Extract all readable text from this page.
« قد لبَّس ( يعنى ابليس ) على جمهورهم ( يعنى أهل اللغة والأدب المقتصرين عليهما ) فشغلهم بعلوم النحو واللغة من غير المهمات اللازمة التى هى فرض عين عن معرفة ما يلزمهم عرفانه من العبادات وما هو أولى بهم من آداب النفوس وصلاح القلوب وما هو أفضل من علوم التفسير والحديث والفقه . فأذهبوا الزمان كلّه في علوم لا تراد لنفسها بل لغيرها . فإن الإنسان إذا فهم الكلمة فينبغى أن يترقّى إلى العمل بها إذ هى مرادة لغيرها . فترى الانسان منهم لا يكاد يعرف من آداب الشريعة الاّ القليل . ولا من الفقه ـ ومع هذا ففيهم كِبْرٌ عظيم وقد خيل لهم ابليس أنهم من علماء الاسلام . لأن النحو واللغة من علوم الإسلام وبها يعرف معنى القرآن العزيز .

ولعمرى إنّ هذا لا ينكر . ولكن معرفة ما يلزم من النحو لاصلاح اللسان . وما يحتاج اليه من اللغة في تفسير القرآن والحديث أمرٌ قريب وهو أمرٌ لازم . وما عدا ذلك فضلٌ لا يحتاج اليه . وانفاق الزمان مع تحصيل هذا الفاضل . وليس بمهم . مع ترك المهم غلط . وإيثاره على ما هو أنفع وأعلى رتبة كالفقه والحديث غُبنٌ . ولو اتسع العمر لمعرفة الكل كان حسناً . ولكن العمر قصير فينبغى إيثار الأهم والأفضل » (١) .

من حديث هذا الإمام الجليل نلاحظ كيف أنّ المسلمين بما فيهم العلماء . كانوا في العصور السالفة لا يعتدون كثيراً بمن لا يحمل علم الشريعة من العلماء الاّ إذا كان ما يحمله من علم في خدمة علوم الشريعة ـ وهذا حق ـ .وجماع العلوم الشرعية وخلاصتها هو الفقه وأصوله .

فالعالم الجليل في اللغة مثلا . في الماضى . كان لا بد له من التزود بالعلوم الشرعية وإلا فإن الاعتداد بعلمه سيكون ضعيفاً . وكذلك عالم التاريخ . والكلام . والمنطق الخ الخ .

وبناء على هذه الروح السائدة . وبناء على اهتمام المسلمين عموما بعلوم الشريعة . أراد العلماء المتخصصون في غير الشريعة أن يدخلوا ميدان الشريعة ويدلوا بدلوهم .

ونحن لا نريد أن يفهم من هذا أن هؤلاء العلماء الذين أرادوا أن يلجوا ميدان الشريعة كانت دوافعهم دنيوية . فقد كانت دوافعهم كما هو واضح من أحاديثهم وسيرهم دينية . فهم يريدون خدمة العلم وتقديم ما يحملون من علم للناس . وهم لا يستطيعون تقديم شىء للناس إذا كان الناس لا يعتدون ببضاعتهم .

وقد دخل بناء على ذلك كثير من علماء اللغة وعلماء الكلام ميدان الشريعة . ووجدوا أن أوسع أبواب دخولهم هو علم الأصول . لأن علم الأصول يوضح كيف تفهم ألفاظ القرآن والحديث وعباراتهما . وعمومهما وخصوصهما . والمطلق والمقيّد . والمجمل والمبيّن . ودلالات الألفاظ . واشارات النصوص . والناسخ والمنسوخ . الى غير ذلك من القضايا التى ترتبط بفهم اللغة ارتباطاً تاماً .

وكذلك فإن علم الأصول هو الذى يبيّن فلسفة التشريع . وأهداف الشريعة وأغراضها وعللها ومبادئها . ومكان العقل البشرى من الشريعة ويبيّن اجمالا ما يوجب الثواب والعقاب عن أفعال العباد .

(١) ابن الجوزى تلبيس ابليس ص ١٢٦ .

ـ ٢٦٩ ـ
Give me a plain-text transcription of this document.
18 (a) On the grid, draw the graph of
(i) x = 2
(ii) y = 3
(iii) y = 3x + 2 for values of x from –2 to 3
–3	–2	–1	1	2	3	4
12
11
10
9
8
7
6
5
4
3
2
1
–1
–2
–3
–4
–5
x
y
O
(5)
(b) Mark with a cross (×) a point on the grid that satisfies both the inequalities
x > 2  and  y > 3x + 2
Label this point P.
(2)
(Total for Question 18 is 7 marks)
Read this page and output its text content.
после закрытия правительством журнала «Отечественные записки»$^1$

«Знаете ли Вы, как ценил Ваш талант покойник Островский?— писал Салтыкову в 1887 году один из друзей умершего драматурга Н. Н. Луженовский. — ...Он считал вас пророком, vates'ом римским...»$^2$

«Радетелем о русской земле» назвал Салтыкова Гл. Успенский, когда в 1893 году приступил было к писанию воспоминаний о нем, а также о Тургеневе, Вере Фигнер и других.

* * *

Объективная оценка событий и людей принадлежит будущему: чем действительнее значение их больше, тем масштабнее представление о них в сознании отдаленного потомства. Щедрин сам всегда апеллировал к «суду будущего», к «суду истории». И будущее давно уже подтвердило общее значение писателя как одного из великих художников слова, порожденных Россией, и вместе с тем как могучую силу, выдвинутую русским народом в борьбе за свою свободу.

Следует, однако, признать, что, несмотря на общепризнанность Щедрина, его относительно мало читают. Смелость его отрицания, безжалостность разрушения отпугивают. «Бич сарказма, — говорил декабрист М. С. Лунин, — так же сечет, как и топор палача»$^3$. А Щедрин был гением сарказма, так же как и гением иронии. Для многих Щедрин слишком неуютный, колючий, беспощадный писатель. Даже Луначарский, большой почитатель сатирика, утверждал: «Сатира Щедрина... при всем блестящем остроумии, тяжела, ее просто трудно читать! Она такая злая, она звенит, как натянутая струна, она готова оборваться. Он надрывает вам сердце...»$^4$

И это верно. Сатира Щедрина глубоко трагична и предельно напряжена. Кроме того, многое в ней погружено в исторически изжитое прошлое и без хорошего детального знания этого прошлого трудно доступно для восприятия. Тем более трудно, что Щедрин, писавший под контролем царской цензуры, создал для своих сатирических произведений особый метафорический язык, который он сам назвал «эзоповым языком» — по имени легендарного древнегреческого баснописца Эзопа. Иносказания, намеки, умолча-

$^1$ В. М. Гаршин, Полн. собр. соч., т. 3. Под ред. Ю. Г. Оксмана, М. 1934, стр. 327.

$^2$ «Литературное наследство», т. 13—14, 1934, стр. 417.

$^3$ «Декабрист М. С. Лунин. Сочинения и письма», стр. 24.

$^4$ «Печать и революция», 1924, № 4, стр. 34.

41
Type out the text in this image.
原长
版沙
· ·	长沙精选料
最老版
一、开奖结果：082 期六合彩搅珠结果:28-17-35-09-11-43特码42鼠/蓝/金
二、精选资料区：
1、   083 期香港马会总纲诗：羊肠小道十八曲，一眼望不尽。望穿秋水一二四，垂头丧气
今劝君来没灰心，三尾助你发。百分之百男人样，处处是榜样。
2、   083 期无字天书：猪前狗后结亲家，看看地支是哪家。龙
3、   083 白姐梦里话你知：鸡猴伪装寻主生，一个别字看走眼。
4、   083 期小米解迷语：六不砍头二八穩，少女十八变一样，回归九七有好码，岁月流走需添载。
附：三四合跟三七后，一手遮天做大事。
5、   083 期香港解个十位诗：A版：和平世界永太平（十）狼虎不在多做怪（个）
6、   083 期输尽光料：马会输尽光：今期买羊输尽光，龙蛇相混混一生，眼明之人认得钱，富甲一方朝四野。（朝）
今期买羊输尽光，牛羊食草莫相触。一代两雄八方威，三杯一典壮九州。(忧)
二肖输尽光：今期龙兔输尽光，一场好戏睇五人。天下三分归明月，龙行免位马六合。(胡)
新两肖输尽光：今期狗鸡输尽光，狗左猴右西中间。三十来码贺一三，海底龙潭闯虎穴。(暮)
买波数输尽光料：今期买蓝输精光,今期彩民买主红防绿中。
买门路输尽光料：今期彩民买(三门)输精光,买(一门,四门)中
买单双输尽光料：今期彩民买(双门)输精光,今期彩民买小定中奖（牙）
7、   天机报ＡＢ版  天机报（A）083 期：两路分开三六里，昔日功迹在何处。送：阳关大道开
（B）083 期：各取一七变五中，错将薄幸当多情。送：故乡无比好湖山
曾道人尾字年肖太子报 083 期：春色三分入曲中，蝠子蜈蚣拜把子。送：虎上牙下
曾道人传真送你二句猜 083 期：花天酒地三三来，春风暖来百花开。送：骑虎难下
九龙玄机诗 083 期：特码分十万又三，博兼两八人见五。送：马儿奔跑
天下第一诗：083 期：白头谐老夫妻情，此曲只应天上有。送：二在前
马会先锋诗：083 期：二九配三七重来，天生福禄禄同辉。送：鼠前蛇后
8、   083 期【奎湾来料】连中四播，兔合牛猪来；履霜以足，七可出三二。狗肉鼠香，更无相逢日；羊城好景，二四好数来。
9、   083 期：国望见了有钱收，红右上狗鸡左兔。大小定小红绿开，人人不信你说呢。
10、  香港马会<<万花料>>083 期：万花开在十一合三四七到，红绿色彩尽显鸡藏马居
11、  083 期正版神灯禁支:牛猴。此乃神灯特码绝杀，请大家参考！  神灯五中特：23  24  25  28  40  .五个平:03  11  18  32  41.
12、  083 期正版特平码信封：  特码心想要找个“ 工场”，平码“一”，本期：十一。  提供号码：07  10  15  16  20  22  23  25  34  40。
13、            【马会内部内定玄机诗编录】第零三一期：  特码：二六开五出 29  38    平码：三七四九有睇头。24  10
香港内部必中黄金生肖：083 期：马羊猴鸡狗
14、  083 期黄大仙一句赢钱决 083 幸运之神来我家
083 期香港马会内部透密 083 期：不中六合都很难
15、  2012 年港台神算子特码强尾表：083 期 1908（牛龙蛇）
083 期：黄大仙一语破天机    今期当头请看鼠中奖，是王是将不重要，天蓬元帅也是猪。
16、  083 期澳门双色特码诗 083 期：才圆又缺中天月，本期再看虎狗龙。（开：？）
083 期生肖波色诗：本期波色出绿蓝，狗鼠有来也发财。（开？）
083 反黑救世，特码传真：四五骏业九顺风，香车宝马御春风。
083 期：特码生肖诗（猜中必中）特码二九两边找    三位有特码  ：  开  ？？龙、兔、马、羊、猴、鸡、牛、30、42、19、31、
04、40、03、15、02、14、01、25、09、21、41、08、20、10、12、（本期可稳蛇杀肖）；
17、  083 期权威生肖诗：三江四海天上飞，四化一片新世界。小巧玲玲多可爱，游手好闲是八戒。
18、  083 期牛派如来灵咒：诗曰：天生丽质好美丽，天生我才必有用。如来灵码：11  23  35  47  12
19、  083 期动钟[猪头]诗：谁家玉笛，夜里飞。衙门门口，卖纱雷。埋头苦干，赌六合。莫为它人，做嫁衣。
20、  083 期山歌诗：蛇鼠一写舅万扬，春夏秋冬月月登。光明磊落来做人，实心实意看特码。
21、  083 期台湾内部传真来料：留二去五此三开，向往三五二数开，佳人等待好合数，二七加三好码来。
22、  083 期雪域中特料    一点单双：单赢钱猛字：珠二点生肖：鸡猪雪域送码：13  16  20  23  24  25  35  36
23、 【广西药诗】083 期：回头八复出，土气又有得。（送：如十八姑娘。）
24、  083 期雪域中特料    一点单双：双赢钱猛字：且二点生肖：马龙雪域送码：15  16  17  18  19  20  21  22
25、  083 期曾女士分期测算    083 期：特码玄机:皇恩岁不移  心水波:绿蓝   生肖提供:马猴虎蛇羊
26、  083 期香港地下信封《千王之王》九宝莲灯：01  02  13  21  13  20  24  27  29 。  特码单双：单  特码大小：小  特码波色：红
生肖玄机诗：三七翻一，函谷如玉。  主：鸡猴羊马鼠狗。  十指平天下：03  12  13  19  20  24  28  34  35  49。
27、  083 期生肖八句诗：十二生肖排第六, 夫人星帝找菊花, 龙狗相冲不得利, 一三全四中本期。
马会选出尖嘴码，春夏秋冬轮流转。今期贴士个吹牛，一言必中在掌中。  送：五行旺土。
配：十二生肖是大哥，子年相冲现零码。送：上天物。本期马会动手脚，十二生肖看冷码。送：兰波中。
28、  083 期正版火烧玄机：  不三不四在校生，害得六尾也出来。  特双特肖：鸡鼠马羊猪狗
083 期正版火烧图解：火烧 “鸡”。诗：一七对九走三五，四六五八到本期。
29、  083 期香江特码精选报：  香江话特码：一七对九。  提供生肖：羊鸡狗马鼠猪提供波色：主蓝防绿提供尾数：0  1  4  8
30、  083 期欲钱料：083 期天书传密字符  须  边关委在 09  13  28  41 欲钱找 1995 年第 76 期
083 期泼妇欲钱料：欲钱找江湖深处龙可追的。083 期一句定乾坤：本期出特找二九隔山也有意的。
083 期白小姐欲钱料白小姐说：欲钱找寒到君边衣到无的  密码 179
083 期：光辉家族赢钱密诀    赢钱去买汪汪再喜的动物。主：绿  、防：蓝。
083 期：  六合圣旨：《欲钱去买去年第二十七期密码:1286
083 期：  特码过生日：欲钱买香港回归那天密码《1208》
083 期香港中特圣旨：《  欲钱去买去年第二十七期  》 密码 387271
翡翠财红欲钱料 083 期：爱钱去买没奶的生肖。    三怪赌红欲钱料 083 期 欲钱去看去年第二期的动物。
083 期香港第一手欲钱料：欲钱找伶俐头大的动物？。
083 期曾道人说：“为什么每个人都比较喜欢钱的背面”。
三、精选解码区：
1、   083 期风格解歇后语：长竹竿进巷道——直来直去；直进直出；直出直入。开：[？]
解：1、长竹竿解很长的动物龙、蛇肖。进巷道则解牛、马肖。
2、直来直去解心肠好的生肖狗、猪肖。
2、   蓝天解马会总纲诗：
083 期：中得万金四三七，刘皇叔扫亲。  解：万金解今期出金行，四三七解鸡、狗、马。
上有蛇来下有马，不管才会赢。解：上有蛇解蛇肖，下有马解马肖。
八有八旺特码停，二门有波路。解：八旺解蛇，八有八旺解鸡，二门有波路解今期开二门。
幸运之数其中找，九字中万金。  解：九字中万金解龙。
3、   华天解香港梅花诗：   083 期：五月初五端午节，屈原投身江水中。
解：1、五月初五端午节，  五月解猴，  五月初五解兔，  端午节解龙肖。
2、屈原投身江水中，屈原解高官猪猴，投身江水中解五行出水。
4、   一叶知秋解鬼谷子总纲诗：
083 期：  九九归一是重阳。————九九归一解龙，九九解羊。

########

Exercise brief. Compute the number of lines above that contain the string "grid". Reply with that value only.

Correct output. 2